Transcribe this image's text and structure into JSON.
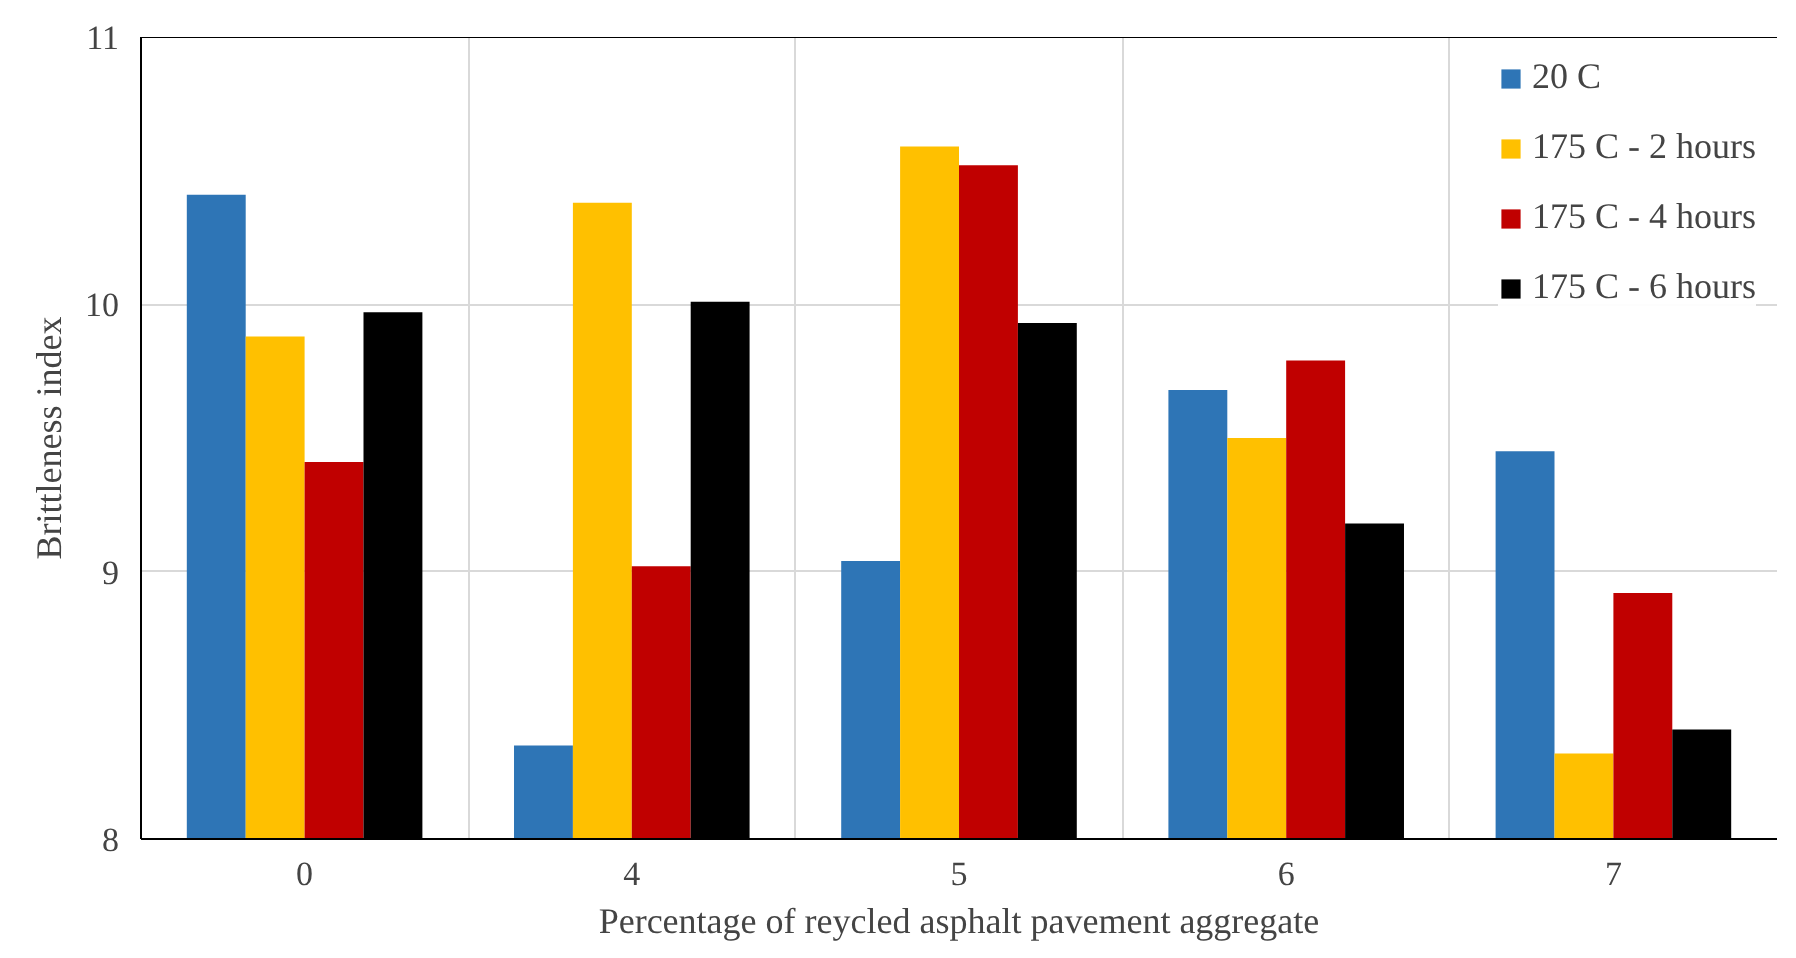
{
  "chart_data": {
    "type": "bar",
    "xlabel": "Percentage of reycled asphalt pavement aggregate",
    "ylabel": "Brittleness index",
    "categories": [
      "0",
      "4",
      "5",
      "6",
      "7"
    ],
    "series": [
      {
        "name": "20 C",
        "color": "#2e75b6",
        "values": [
          10.41,
          8.35,
          9.04,
          9.68,
          9.45
        ]
      },
      {
        "name": "175 C - 2 hours",
        "color": "#ffc000",
        "values": [
          9.88,
          10.38,
          10.59,
          9.5,
          8.32
        ]
      },
      {
        "name": "175 C - 4 hours",
        "color": "#c00000",
        "values": [
          9.41,
          9.02,
          10.52,
          9.79,
          8.92
        ]
      },
      {
        "name": "175 C - 6 hours",
        "color": "#000000",
        "values": [
          9.97,
          10.01,
          9.93,
          9.18,
          8.41
        ]
      }
    ],
    "ylim": [
      8,
      11
    ],
    "yticks": [
      8,
      9,
      10,
      11
    ],
    "grid": true,
    "legend": "top right"
  }
}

——————

GIVEN INSTRUCTION ▸ Skip the pictures, then retype every line above exactly.

EXERCISE ANSWER ▸
Transcribe this image's text and structure into JSON.
{
  "chart_data": {
    "type": "bar",
    "xlabel": "Percentage of reycled asphalt pavement aggregate",
    "ylabel": "Brittleness index",
    "categories": [
      "0",
      "4",
      "5",
      "6",
      "7"
    ],
    "series": [
      {
        "name": "20 C",
        "color": "#2e75b6",
        "values": [
          10.41,
          8.35,
          9.04,
          9.68,
          9.45
        ]
      },
      {
        "name": "175 C - 2 hours",
        "color": "#ffc000",
        "values": [
          9.88,
          10.38,
          10.59,
          9.5,
          8.32
        ]
      },
      {
        "name": "175 C - 4 hours",
        "color": "#c00000",
        "values": [
          9.41,
          9.02,
          10.52,
          9.79,
          8.92
        ]
      },
      {
        "name": "175 C - 6 hours",
        "color": "#000000",
        "values": [
          9.97,
          10.01,
          9.93,
          9.18,
          8.41
        ]
      }
    ],
    "ylim": [
      8,
      11
    ],
    "yticks": [
      8,
      9,
      10,
      11
    ],
    "grid": true,
    "legend": "top right"
  }
}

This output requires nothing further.